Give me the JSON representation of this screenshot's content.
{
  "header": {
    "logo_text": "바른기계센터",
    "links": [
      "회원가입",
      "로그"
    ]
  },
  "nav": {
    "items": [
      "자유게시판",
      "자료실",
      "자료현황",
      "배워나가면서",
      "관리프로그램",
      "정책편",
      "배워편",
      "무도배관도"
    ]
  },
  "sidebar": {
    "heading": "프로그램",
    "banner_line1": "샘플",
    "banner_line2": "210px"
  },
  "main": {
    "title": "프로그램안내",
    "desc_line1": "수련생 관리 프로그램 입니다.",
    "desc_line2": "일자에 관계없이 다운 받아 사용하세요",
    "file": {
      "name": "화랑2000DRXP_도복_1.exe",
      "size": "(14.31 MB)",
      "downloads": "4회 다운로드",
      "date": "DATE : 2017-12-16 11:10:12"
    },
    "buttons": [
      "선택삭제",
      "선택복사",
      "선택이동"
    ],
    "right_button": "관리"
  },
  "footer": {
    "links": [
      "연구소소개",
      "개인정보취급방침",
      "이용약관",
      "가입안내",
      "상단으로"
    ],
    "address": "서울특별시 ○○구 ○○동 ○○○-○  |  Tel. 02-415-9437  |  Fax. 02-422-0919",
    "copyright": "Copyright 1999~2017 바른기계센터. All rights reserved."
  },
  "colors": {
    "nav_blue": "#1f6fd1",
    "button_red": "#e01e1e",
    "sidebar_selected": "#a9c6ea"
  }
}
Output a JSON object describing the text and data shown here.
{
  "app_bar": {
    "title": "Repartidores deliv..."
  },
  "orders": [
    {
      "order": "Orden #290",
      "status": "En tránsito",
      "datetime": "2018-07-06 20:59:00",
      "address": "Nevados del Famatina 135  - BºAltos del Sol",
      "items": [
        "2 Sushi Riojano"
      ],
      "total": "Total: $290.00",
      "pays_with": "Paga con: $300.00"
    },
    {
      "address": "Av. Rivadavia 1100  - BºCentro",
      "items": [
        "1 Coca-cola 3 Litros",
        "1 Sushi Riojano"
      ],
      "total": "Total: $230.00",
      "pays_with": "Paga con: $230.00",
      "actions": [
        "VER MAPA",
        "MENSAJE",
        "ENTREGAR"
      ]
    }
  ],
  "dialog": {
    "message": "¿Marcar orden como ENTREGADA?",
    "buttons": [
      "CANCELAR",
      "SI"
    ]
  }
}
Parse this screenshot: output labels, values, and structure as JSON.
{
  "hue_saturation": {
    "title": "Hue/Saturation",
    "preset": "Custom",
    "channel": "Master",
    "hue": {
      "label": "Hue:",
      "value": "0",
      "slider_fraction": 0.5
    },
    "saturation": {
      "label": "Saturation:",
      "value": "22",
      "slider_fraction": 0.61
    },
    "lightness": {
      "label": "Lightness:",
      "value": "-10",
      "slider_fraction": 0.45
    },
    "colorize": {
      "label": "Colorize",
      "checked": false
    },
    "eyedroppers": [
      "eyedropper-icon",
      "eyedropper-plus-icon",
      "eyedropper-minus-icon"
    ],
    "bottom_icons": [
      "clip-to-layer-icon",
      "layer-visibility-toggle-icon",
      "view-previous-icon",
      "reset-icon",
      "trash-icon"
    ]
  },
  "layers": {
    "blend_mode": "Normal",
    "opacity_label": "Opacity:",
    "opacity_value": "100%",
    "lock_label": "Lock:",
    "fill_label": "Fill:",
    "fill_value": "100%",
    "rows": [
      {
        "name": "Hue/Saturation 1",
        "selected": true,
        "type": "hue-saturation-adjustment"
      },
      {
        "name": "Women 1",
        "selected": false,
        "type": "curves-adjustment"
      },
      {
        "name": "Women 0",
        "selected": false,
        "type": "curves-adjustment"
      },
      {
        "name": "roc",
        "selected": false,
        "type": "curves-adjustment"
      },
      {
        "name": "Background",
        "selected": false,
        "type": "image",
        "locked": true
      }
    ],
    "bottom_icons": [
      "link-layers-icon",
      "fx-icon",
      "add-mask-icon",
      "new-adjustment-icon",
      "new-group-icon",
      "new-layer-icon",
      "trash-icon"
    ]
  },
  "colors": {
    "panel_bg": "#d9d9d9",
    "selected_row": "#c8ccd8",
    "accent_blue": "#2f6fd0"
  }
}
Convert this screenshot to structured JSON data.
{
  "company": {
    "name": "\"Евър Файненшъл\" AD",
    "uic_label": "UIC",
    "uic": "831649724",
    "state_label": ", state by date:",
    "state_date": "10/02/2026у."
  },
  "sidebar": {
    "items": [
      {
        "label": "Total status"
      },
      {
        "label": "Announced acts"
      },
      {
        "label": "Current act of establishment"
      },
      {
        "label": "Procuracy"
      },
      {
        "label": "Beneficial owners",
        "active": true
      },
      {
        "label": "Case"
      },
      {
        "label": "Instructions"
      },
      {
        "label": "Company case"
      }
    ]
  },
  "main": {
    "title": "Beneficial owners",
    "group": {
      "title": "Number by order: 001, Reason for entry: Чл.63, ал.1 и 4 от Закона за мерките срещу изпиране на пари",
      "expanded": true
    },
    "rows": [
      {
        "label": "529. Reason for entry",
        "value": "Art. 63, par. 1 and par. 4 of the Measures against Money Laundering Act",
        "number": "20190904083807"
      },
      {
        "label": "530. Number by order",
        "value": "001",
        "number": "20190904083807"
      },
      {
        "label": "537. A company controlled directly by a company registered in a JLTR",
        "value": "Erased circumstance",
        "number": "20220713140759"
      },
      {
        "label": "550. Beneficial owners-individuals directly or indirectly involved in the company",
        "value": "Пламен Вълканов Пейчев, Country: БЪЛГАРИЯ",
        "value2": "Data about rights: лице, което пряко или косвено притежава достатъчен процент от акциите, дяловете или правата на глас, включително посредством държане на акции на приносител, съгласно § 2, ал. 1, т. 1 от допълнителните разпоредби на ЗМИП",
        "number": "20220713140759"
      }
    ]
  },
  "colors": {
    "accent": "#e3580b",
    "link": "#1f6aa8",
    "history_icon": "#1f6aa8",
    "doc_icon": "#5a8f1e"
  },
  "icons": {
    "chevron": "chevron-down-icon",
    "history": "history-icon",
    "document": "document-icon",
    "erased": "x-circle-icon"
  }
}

Set problem:
Please return the data above exactly as given.

Written response:
Give me the JSON representation of this screenshot's content.
{
  "header": {
    "logo_text": "바른기계센터",
    "links": [
      "회원가입",
      "로그"
    ]
  },
  "nav": {
    "items": [
      "자유게시판",
      "자료실",
      "자료현황",
      "배워나가면서",
      "관리프로그램",
      "정책편",
      "배워편",
      "무도배관도"
    ]
  },
  "sidebar": {
    "heading": "프로그램",
    "banner_line1": "샘플",
    "banner_line2": "210px"
  },
  "main": {
    "title": "프로그램안내",
    "desc_line1": "수련생 관리 프로그램 입니다.",
    "desc_line2": "일자에 관계없이 다운 받아 사용하세요",
    "file": {
      "name": "화랑2000DRXP_도복_1.exe",
      "size": "(14.31 MB)",
      "downloads": "4회 다운로드",
      "date": "DATE : 2017-12-16 11:10:12"
    },
    "buttons": [
      "선택삭제",
      "선택복사",
      "선택이동"
    ],
    "right_button": "관리"
  },
  "footer": {
    "links": [
      "연구소소개",
      "개인정보취급방침",
      "이용약관",
      "가입안내",
      "상단으로"
    ],
    "address": "서울특별시 ○○구 ○○동 ○○○-○  |  Tel. 02-415-9437  |  Fax. 02-422-0919",
    "copyright": "Copyright 1999~2017 바른기계센터. All rights reserved."
  },
  "colors": {
    "nav_blue": "#1f6fd1",
    "button_red": "#e01e1e",
    "sidebar_selected": "#a9c6ea"
  }
}
Output a JSON object describing the text and data shown here.
{
  "app_bar": {
    "title": "Repartidores deliv..."
  },
  "orders": [
    {
      "order": "Orden #290",
      "status": "En tránsito",
      "datetime": "2018-07-06 20:59:00",
      "address": "Nevados del Famatina 135  - BºAltos del Sol",
      "items": [
        "2 Sushi Riojano"
      ],
      "total": "Total: $290.00",
      "pays_with": "Paga con: $300.00"
    },
    {
      "address": "Av. Rivadavia 1100  - BºCentro",
      "items": [
        "1 Coca-cola 3 Litros",
        "1 Sushi Riojano"
      ],
      "total": "Total: $230.00",
      "pays_with": "Paga con: $230.00",
      "actions": [
        "VER MAPA",
        "MENSAJE",
        "ENTREGAR"
      ]
    }
  ],
  "dialog": {
    "message": "¿Marcar orden como ENTREGADA?",
    "buttons": [
      "CANCELAR",
      "SI"
    ]
  }
}
Parse this screenshot: output labels, values, and structure as JSON.
{
  "hue_saturation": {
    "title": "Hue/Saturation",
    "preset": "Custom",
    "channel": "Master",
    "hue": {
      "label": "Hue:",
      "value": "0",
      "slider_fraction": 0.5
    },
    "saturation": {
      "label": "Saturation:",
      "value": "22",
      "slider_fraction": 0.61
    },
    "lightness": {
      "label": "Lightness:",
      "value": "-10",
      "slider_fraction": 0.45
    },
    "colorize": {
      "label": "Colorize",
      "checked": false
    },
    "eyedroppers": [
      "eyedropper-icon",
      "eyedropper-plus-icon",
      "eyedropper-minus-icon"
    ],
    "bottom_icons": [
      "clip-to-layer-icon",
      "layer-visibility-toggle-icon",
      "view-previous-icon",
      "reset-icon",
      "trash-icon"
    ]
  },
  "layers": {
    "blend_mode": "Normal",
    "opacity_label": "Opacity:",
    "opacity_value": "100%",
    "lock_label": "Lock:",
    "fill_label": "Fill:",
    "fill_value": "100%",
    "rows": [
      {
        "name": "Hue/Saturation 1",
        "selected": true,
        "type": "hue-saturation-adjustment"
      },
      {
        "name": "Women 1",
        "selected": false,
        "type": "curves-adjustment"
      },
      {
        "name": "Women 0",
        "selected": false,
        "type": "curves-adjustment"
      },
      {
        "name": "roc",
        "selected": false,
        "type": "curves-adjustment"
      },
      {
        "name": "Background",
        "selected": false,
        "type": "image",
        "locked": true
      }
    ],
    "bottom_icons": [
      "link-layers-icon",
      "fx-icon",
      "add-mask-icon",
      "new-adjustment-icon",
      "new-group-icon",
      "new-layer-icon",
      "trash-icon"
    ]
  },
  "colors": {
    "panel_bg": "#d9d9d9",
    "selected_row": "#c8ccd8",
    "accent_blue": "#2f6fd0"
  }
}
Convert this screenshot to structured JSON data.
{
  "company": {
    "name": "\"Евър Файненшъл\" AD",
    "uic_label": "UIC",
    "uic": "831649724",
    "state_label": ", state by date:",
    "state_date": "10/02/2026у."
  },
  "sidebar": {
    "items": [
      {
        "label": "Total status"
      },
      {
        "label": "Announced acts"
      },
      {
        "label": "Current act of establishment"
      },
      {
        "label": "Procuracy"
      },
      {
        "label": "Beneficial owners",
        "active": true
      },
      {
        "label": "Case"
      },
      {
        "label": "Instructions"
      },
      {
        "label": "Company case"
      }
    ]
  },
  "main": {
    "title": "Beneficial owners",
    "group": {
      "title": "Number by order: 001, Reason for entry: Чл.63, ал.1 и 4 от Закона за мерките срещу изпиране на пари",
      "expanded": true
    },
    "rows": [
      {
        "label": "529. Reason for entry",
        "value": "Art. 63, par. 1 and par. 4 of the Measures against Money Laundering Act",
        "number": "20190904083807"
      },
      {
        "label": "530. Number by order",
        "value": "001",
        "number": "20190904083807"
      },
      {
        "label": "537. A company controlled directly by a company registered in a JLTR",
        "value": "Erased circumstance",
        "number": "20220713140759"
      },
      {
        "label": "550. Beneficial owners-individuals directly or indirectly involved in the company",
        "value": "Пламен Вълканов Пейчев, Country: БЪЛГАРИЯ",
        "value2": "Data about rights: лице, което пряко или косвено притежава достатъчен процент от акциите, дяловете или правата на глас, включително посредством държане на акции на приносител, съгласно § 2, ал. 1, т. 1 от допълнителните разпоредби на ЗМИП",
        "number": "20220713140759"
      }
    ]
  },
  "colors": {
    "accent": "#e3580b",
    "link": "#1f6aa8",
    "history_icon": "#1f6aa8",
    "doc_icon": "#5a8f1e"
  },
  "icons": {
    "chevron": "chevron-down-icon",
    "history": "history-icon",
    "document": "document-icon",
    "erased": "x-circle-icon"
  }
}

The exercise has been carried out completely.